### Task inputs
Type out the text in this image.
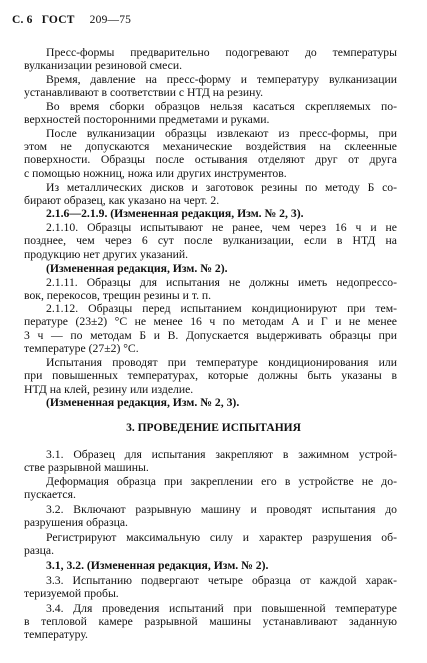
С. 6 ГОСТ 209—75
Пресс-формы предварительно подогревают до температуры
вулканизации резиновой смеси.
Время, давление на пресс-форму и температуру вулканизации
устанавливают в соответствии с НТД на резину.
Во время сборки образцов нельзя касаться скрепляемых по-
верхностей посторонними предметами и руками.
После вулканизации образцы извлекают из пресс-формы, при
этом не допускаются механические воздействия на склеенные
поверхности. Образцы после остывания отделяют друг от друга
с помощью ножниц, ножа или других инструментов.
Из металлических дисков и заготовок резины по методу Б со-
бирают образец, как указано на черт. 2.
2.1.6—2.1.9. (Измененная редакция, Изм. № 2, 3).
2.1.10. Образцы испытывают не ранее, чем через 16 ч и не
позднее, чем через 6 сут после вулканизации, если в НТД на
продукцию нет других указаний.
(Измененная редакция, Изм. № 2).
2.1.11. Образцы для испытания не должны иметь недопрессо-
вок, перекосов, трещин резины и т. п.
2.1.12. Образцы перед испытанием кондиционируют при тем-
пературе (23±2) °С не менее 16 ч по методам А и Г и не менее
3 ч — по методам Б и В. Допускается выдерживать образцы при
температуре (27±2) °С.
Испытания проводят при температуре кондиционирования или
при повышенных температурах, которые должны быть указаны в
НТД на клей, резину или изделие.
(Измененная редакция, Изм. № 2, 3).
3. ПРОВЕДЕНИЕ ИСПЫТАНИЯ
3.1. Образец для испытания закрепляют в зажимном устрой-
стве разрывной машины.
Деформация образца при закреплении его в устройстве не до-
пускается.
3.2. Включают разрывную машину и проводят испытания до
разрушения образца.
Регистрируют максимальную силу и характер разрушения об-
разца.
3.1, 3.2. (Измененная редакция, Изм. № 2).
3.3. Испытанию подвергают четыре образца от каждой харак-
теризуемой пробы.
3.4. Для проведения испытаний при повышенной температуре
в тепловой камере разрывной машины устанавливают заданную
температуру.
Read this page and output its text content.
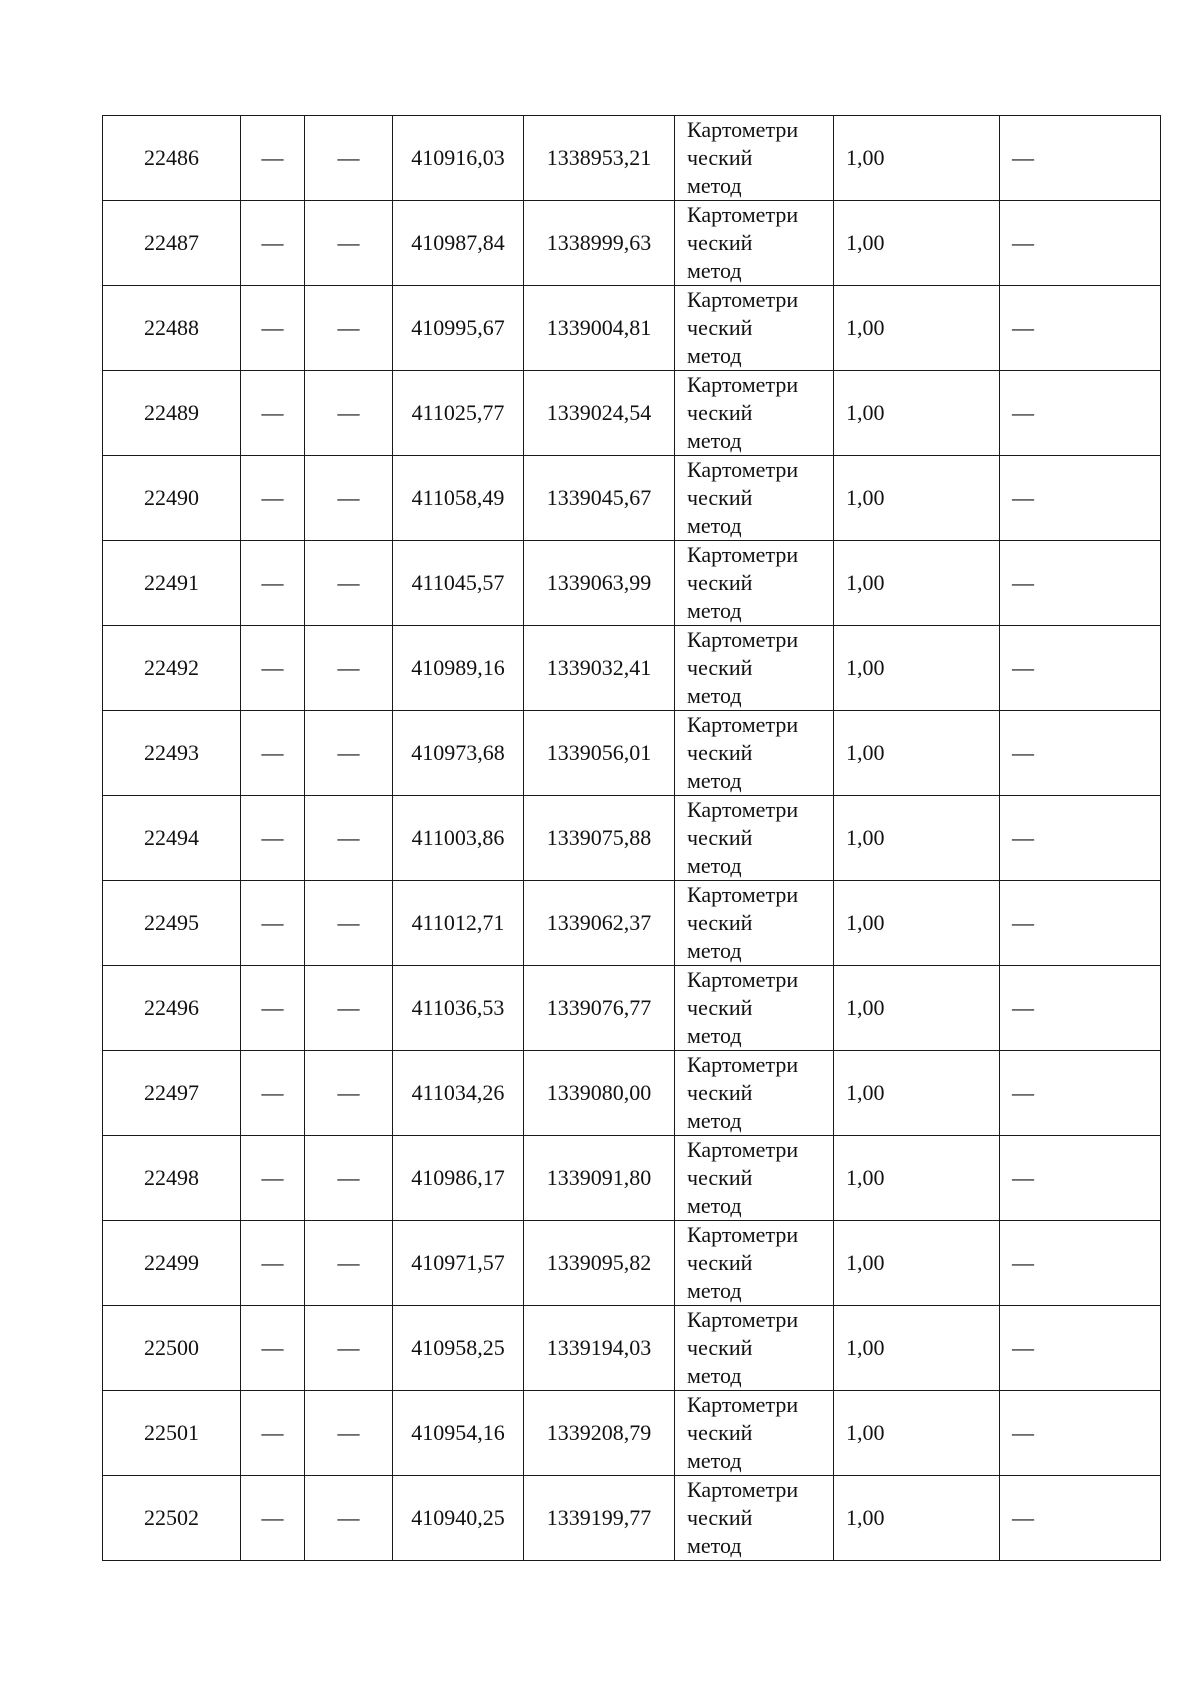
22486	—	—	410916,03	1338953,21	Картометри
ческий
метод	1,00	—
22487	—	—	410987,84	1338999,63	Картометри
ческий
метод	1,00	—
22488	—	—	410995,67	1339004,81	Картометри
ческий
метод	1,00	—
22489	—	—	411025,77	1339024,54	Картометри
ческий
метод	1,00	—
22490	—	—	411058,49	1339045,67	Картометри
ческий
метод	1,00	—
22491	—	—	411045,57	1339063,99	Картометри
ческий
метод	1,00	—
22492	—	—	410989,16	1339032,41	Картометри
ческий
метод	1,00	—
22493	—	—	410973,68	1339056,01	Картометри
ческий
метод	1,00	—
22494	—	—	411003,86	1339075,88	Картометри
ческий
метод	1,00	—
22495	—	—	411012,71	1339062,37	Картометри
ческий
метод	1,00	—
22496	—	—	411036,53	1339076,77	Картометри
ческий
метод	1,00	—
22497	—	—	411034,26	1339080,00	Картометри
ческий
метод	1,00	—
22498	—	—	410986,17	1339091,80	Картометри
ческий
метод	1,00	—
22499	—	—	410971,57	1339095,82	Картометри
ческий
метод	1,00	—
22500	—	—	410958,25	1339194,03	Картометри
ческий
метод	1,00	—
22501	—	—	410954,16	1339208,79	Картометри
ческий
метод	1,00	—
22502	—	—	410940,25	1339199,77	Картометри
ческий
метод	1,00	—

### Exercise directions
Repeat the material verbatim. Do not carry over any picture.

### Exercise response
Type out the text in this image.
С. 6 ГОСТ 209—75
Пресс-формы предварительно подогревают до температуры
вулканизации резиновой смеси.
Время, давление на пресс-форму и температуру вулканизации
устанавливают в соответствии с НТД на резину.
Во время сборки образцов нельзя касаться скрепляемых по-
верхностей посторонними предметами и руками.
После вулканизации образцы извлекают из пресс-формы, при
этом не допускаются механические воздействия на склеенные
поверхности. Образцы после остывания отделяют друг от друга
с помощью ножниц, ножа или других инструментов.
Из металлических дисков и заготовок резины по методу Б со-
бирают образец, как указано на черт. 2.
2.1.6—2.1.9. (Измененная редакция, Изм. № 2, 3).
2.1.10. Образцы испытывают не ранее, чем через 16 ч и не
позднее, чем через 6 сут после вулканизации, если в НТД на
продукцию нет других указаний.
(Измененная редакция, Изм. № 2).
2.1.11. Образцы для испытания не должны иметь недопрессо-
вок, перекосов, трещин резины и т. п.
2.1.12. Образцы перед испытанием кондиционируют при тем-
пературе (23±2) °С не менее 16 ч по методам А и Г и не менее
3 ч — по методам Б и В. Допускается выдерживать образцы при
температуре (27±2) °С.
Испытания проводят при температуре кондиционирования или
при повышенных температурах, которые должны быть указаны в
НТД на клей, резину или изделие.
(Измененная редакция, Изм. № 2, 3).
3. ПРОВЕДЕНИЕ ИСПЫТАНИЯ
3.1. Образец для испытания закрепляют в зажимном устрой-
стве разрывной машины.
Деформация образца при закреплении его в устройстве не до-
пускается.
3.2. Включают разрывную машину и проводят испытания до
разрушения образца.
Регистрируют максимальную силу и характер разрушения об-
разца.
3.1, 3.2. (Измененная редакция, Изм. № 2).
3.3. Испытанию подвергают четыре образца от каждой харак-
теризуемой пробы.
3.4. Для проведения испытаний при повышенной температуре
в тепловой камере разрывной машины устанавливают заданную
температуру.
Read this page and output its text content.
22486	—	—	410916,03	1338953,21	Картометри
ческий
метод	1,00	—
22487	—	—	410987,84	1338999,63	Картометри
ческий
метод	1,00	—
22488	—	—	410995,67	1339004,81	Картометри
ческий
метод	1,00	—
22489	—	—	411025,77	1339024,54	Картометри
ческий
метод	1,00	—
22490	—	—	411058,49	1339045,67	Картометри
ческий
метод	1,00	—
22491	—	—	411045,57	1339063,99	Картометри
ческий
метод	1,00	—
22492	—	—	410989,16	1339032,41	Картометри
ческий
метод	1,00	—
22493	—	—	410973,68	1339056,01	Картометри
ческий
метод	1,00	—
22494	—	—	411003,86	1339075,88	Картометри
ческий
метод	1,00	—
22495	—	—	411012,71	1339062,37	Картометри
ческий
метод	1,00	—
22496	—	—	411036,53	1339076,77	Картометри
ческий
метод	1,00	—
22497	—	—	411034,26	1339080,00	Картометри
ческий
метод	1,00	—
22498	—	—	410986,17	1339091,80	Картометри
ческий
метод	1,00	—
22499	—	—	410971,57	1339095,82	Картометри
ческий
метод	1,00	—
22500	—	—	410958,25	1339194,03	Картометри
ческий
метод	1,00	—
22501	—	—	410954,16	1339208,79	Картометри
ческий
метод	1,00	—
22502	—	—	410940,25	1339199,77	Картометри
ческий
метод	1,00	—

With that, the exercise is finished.